#### Task description
Copy each line that contains the word "ERAI".

--- Start ---

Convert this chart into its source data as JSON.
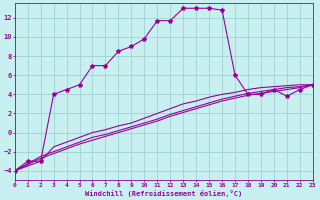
{
  "title": "",
  "xlabel": "Windchill (Refroidissement éolien,°C)",
  "ylabel": "",
  "bg_color": "#c8f0f0",
  "line_color": "#990099",
  "grid_color": "#99cccc",
  "xlim": [
    0,
    23
  ],
  "ylim": [
    -5,
    13.5
  ],
  "xticks": [
    0,
    1,
    2,
    3,
    4,
    5,
    6,
    7,
    8,
    9,
    10,
    11,
    12,
    13,
    14,
    15,
    16,
    17,
    18,
    19,
    20,
    21,
    22,
    23
  ],
  "yticks": [
    -4,
    -2,
    0,
    2,
    4,
    6,
    8,
    10,
    12
  ],
  "series": [
    {
      "x": [
        0,
        1,
        2,
        3,
        4,
        5,
        6,
        7,
        8,
        9,
        10,
        11,
        12,
        13,
        14,
        15,
        16,
        17,
        18,
        19,
        20,
        21,
        22,
        23
      ],
      "y": [
        -4,
        -3,
        -3,
        4,
        4.5,
        5,
        7,
        7,
        8.5,
        9,
        9.8,
        11.7,
        11.7,
        13,
        13,
        13,
        12.8,
        6,
        4,
        4,
        4.5,
        3.8,
        4.5,
        5
      ],
      "marker": "*",
      "lw": 0.8
    },
    {
      "x": [
        0,
        2,
        3,
        4,
        5,
        6,
        7,
        8,
        9,
        10,
        11,
        12,
        13,
        14,
        15,
        16,
        17,
        18,
        19,
        20,
        21,
        22,
        23
      ],
      "y": [
        -4,
        -3,
        -1.5,
        -1,
        -0.5,
        0,
        0.3,
        0.7,
        1,
        1.5,
        2,
        2.5,
        3,
        3.3,
        3.7,
        4,
        4.2,
        4.5,
        4.7,
        4.8,
        4.9,
        5,
        5
      ],
      "marker": null,
      "lw": 0.8
    },
    {
      "x": [
        0,
        2,
        3,
        4,
        5,
        6,
        7,
        8,
        9,
        10,
        11,
        12,
        13,
        14,
        15,
        16,
        17,
        18,
        19,
        20,
        21,
        22,
        23
      ],
      "y": [
        -4,
        -2.5,
        -2,
        -1.5,
        -1,
        -0.5,
        -0.2,
        0.2,
        0.6,
        1,
        1.4,
        1.9,
        2.3,
        2.7,
        3.1,
        3.5,
        3.8,
        4.1,
        4.3,
        4.5,
        4.7,
        4.8,
        5
      ],
      "marker": null,
      "lw": 0.8
    },
    {
      "x": [
        0,
        2,
        3,
        4,
        5,
        6,
        7,
        8,
        9,
        10,
        11,
        12,
        13,
        14,
        15,
        16,
        17,
        18,
        19,
        20,
        21,
        22,
        23
      ],
      "y": [
        -4,
        -2.7,
        -2.2,
        -1.7,
        -1.2,
        -0.8,
        -0.4,
        0,
        0.4,
        0.8,
        1.2,
        1.7,
        2.1,
        2.5,
        2.9,
        3.3,
        3.6,
        3.9,
        4.1,
        4.3,
        4.5,
        4.7,
        5
      ],
      "marker": null,
      "lw": 0.8
    }
  ]
}
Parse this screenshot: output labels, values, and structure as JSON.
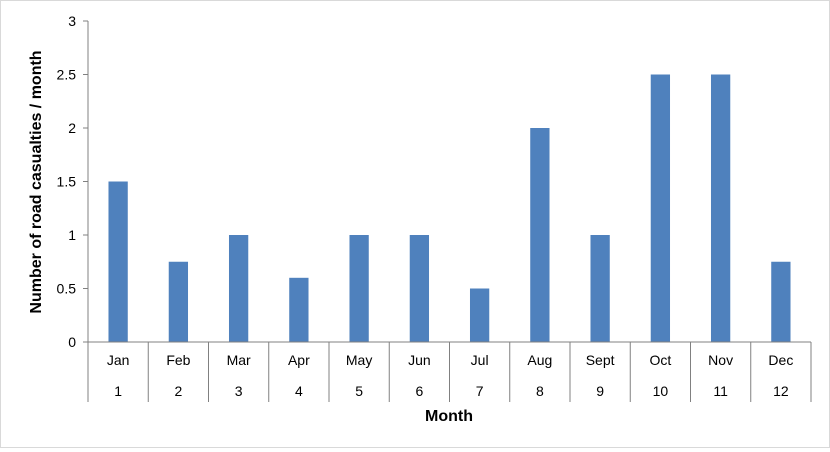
{
  "chart_data": {
    "type": "bar",
    "categories": [
      "Jan",
      "Feb",
      "Mar",
      "Apr",
      "May",
      "Jun",
      "Jul",
      "Aug",
      "Sept",
      "Oct",
      "Nov",
      "Dec"
    ],
    "category_numbers": [
      "1",
      "2",
      "3",
      "4",
      "5",
      "6",
      "7",
      "8",
      "9",
      "10",
      "11",
      "12"
    ],
    "values": [
      1.5,
      0.75,
      1,
      0.6,
      1,
      1,
      0.5,
      2,
      1,
      2.5,
      2.5,
      0.75
    ],
    "title": "",
    "xlabel": "Month",
    "ylabel": "Number of road casualties / month",
    "ylim": [
      0,
      3
    ],
    "yticks": [
      "0",
      "0.5",
      "1",
      "1.5",
      "2",
      "2.5",
      "3"
    ],
    "grid": false,
    "bar_color": "#4f81bd"
  }
}
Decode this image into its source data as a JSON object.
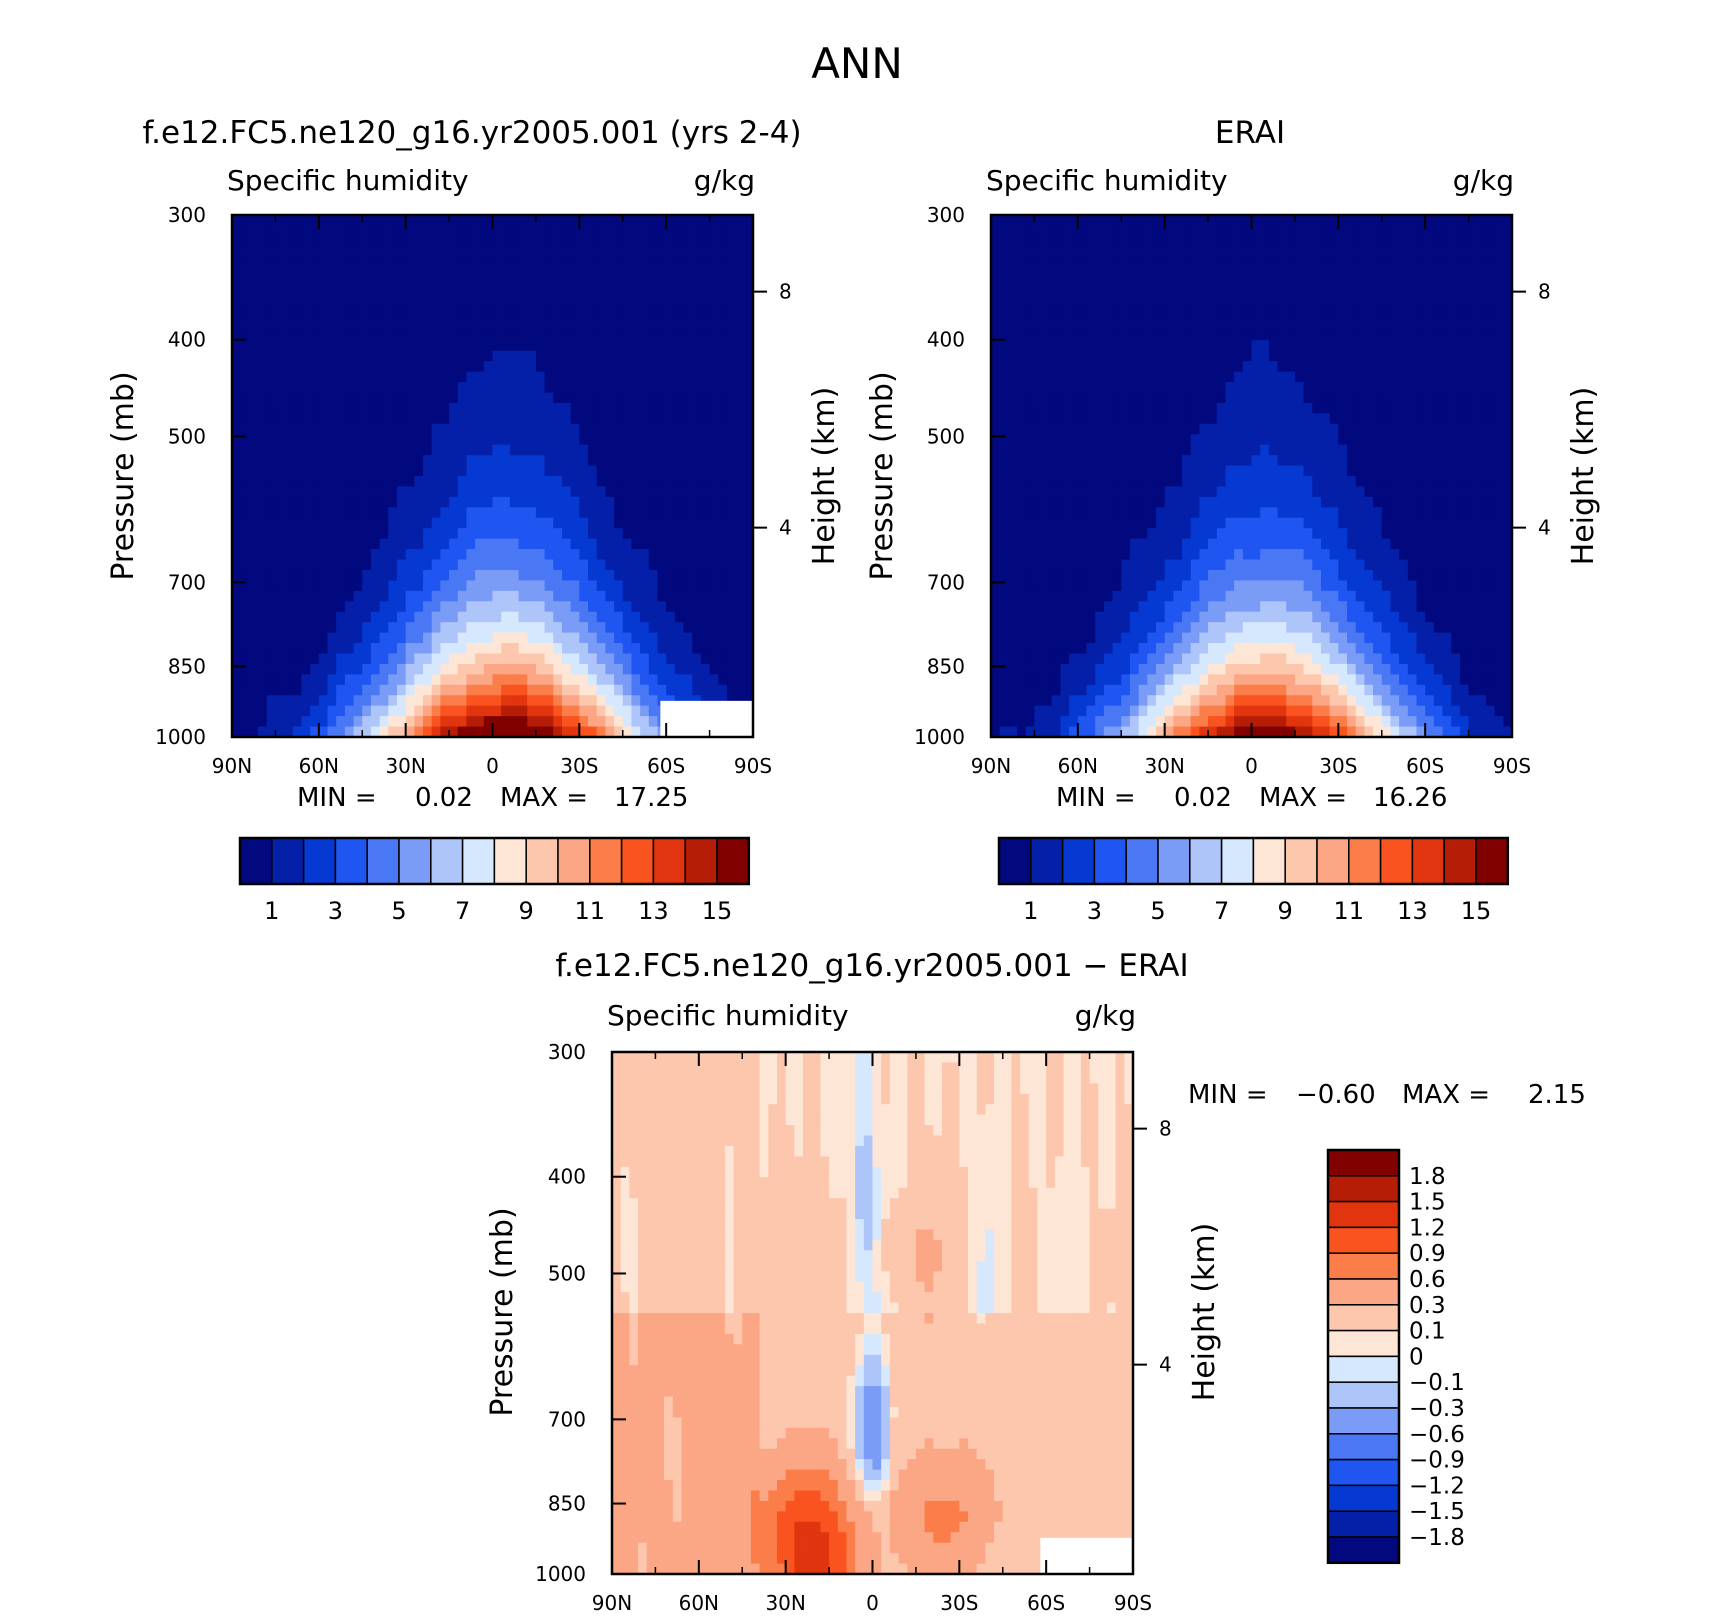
{
  "figure": {
    "title": "ANN"
  },
  "chart_data": [
    {
      "type": "contour",
      "id": "model",
      "title": "f.e12.FC5.ne120_g16.yr2005.001 (yrs 2-4)",
      "left_label": "Specific humidity",
      "right_label": "g/kg",
      "ylabel": "Pressure (mb)",
      "ylabel_right": "Height (km)",
      "x_ticks": [
        "90N",
        "60N",
        "30N",
        "0",
        "30S",
        "60S",
        "90S"
      ],
      "xlim": [
        90,
        -90
      ],
      "y_ticks": [
        300,
        400,
        500,
        700,
        850,
        1000
      ],
      "ylim": [
        1000,
        300
      ],
      "y_scale": "log",
      "height_ticks": [
        "8",
        "4"
      ],
      "min_label": "MIN =",
      "min_value": "0.02",
      "max_label": "MAX =",
      "max_value": "17.25",
      "peak_value": 17.25,
      "colorbar_labels": [
        "1",
        "3",
        "5",
        "7",
        "9",
        "11",
        "13",
        "15"
      ],
      "colorbar_orientation": "horizontal"
    },
    {
      "type": "contour",
      "id": "obs",
      "title": "ERAI",
      "left_label": "Specific humidity",
      "right_label": "g/kg",
      "ylabel": "Pressure (mb)",
      "ylabel_right": "Height (km)",
      "x_ticks": [
        "90N",
        "60N",
        "30N",
        "0",
        "30S",
        "60S",
        "90S"
      ],
      "xlim": [
        90,
        -90
      ],
      "y_ticks": [
        300,
        400,
        500,
        700,
        850,
        1000
      ],
      "ylim": [
        1000,
        300
      ],
      "y_scale": "log",
      "height_ticks": [
        "8",
        "4"
      ],
      "min_label": "MIN =",
      "min_value": "0.02",
      "max_label": "MAX =",
      "max_value": "16.26",
      "peak_value": 16.26,
      "colorbar_labels": [
        "1",
        "3",
        "5",
        "7",
        "9",
        "11",
        "13",
        "15"
      ],
      "colorbar_orientation": "horizontal"
    },
    {
      "type": "contour",
      "id": "diff",
      "title": "f.e12.FC5.ne120_g16.yr2005.001 − ERAI",
      "left_label": "Specific humidity",
      "right_label": "g/kg",
      "ylabel": "Pressure (mb)",
      "ylabel_right": "Height (km)",
      "x_ticks": [
        "90N",
        "60N",
        "30N",
        "0",
        "30S",
        "60S",
        "90S"
      ],
      "xlim": [
        90,
        -90
      ],
      "y_ticks": [
        300,
        400,
        500,
        700,
        850,
        1000
      ],
      "ylim": [
        1000,
        300
      ],
      "y_scale": "log",
      "height_ticks": [
        "8",
        "4"
      ],
      "min_label": "MIN =",
      "min_value": "−0.60",
      "max_label": "MAX =",
      "max_value": "2.15",
      "colorbar_labels": [
        "1.8",
        "1.5",
        "1.2",
        "0.9",
        "0.6",
        "0.3",
        "0.1",
        "0",
        "−0.1",
        "−0.3",
        "−0.6",
        "−0.9",
        "−1.2",
        "−1.5",
        "−1.8"
      ],
      "colorbar_orientation": "vertical"
    }
  ],
  "colors": {
    "sequential": [
      "#02097e",
      "#0420a8",
      "#0638d2",
      "#1f55f0",
      "#4a78f4",
      "#7a9cf6",
      "#aec5fa",
      "#d6e8fd",
      "#fde6d6",
      "#fcc7ad",
      "#fba684",
      "#fb7d4a",
      "#f9531f",
      "#e0350f",
      "#b61d07",
      "#810101"
    ],
    "diverging": [
      "#810101",
      "#b61d07",
      "#e0350f",
      "#f9531f",
      "#fb7d4a",
      "#fba684",
      "#fcc7ad",
      "#fde6d6",
      "#d6e8fd",
      "#aec5fa",
      "#7a9cf6",
      "#4a78f4",
      "#1f55f0",
      "#0638d2",
      "#0420a8",
      "#02097e"
    ]
  }
}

--- End ---

#### Solution
      "title": "ERAI",
      "title": "f.e12.FC5.ne120_g16.yr2005.001 − ERAI",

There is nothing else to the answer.